** START THE INPUT **

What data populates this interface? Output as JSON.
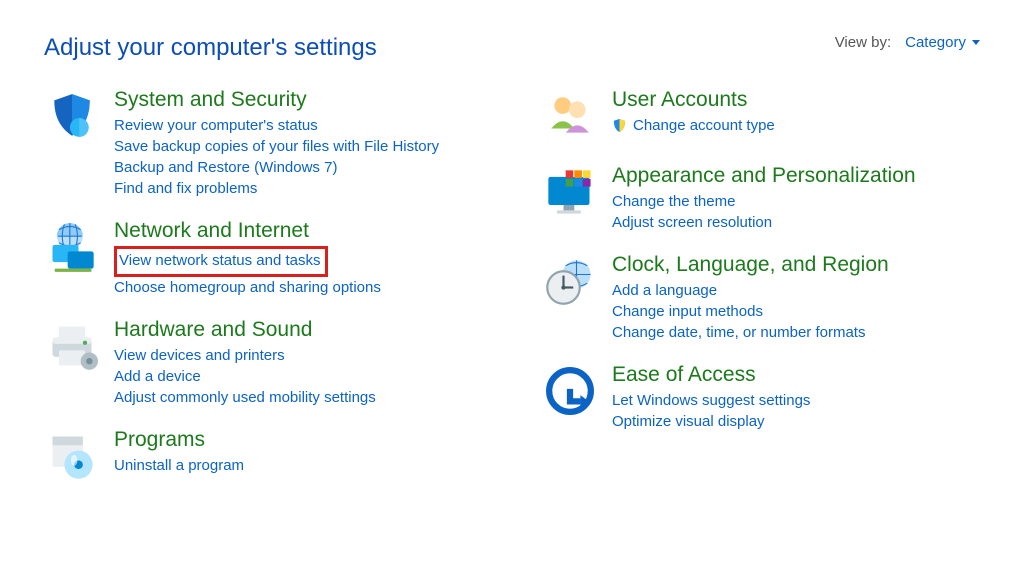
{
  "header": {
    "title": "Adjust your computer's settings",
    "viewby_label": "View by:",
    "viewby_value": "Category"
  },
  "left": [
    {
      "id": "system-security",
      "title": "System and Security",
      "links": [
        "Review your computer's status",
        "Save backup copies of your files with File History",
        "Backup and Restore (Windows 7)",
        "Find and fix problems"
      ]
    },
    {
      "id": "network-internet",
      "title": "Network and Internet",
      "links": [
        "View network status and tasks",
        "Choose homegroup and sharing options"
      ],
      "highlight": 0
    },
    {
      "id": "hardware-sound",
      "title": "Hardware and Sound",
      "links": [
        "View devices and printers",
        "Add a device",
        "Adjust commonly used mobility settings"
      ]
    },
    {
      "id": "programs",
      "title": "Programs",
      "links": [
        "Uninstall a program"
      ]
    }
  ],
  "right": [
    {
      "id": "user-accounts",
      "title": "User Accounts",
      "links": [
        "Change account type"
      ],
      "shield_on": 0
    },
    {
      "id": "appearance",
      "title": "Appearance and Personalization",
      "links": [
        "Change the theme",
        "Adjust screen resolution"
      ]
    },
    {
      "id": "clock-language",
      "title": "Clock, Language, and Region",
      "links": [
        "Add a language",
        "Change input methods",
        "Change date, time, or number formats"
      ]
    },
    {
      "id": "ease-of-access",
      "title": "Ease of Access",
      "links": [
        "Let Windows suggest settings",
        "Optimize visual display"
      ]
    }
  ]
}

** END THE INPUT **
** START THE INPUT **

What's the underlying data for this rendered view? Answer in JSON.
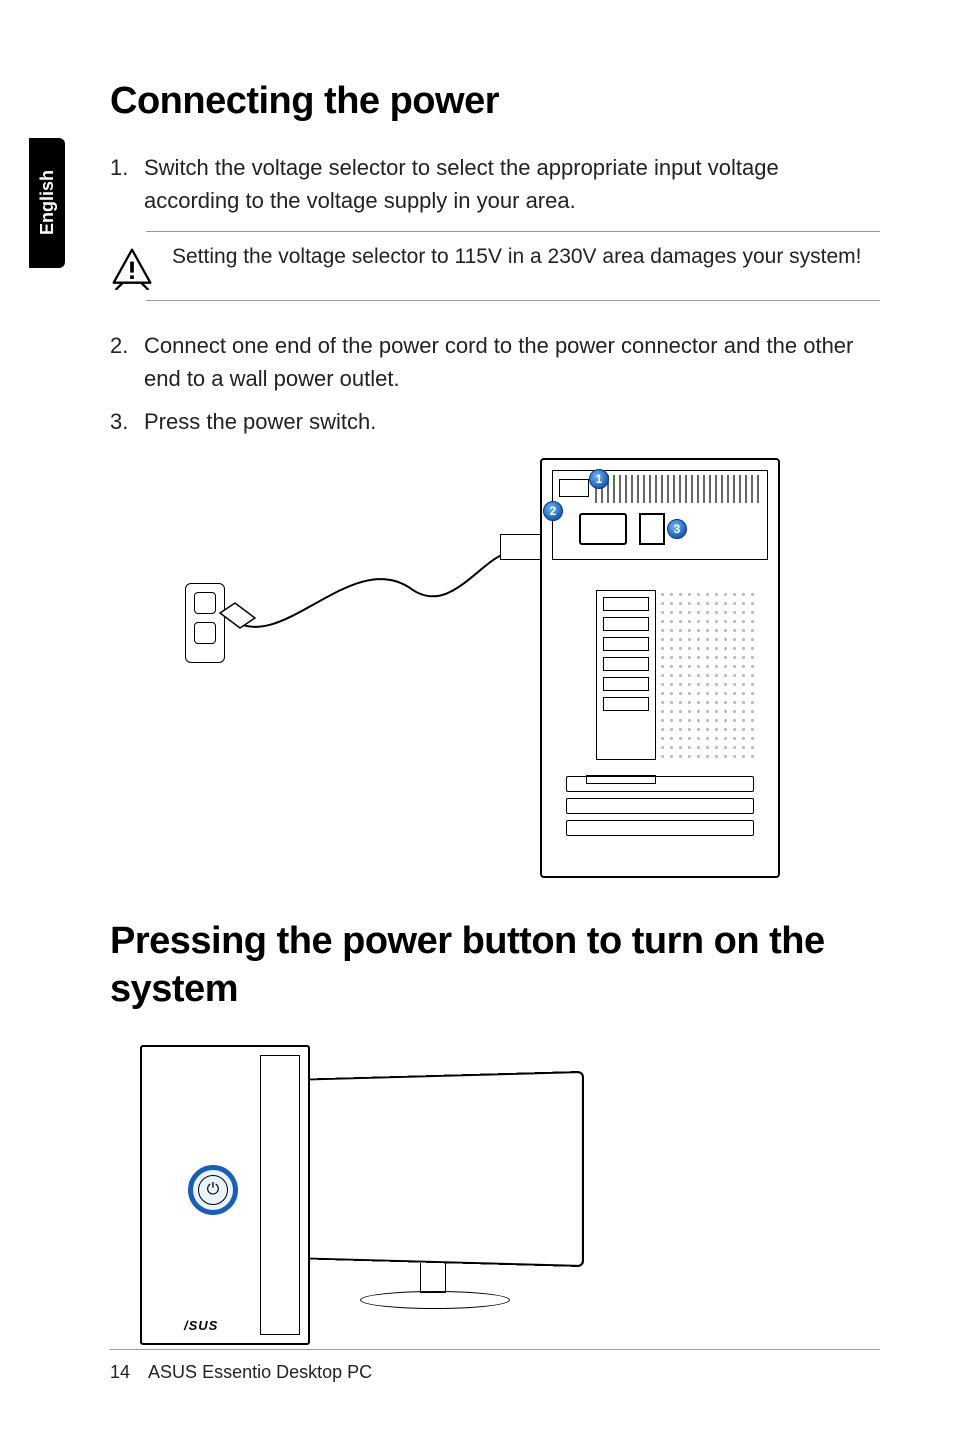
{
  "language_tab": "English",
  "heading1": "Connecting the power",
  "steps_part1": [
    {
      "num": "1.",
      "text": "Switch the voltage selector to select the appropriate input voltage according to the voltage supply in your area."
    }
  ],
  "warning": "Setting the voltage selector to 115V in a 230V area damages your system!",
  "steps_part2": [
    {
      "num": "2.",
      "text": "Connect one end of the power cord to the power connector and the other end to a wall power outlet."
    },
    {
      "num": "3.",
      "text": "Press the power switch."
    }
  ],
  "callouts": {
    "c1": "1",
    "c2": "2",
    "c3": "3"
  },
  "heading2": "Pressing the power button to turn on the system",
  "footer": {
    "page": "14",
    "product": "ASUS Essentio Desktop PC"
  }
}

** END THE INPUT **

Search the data above for lines holding "Adjust" and copy each of them.

# OUTPUT OF THE TASK:
    "title": "Adjust your computer's settings",
        "Adjust commonly used mobility settings"
        "Adjust screen resolution"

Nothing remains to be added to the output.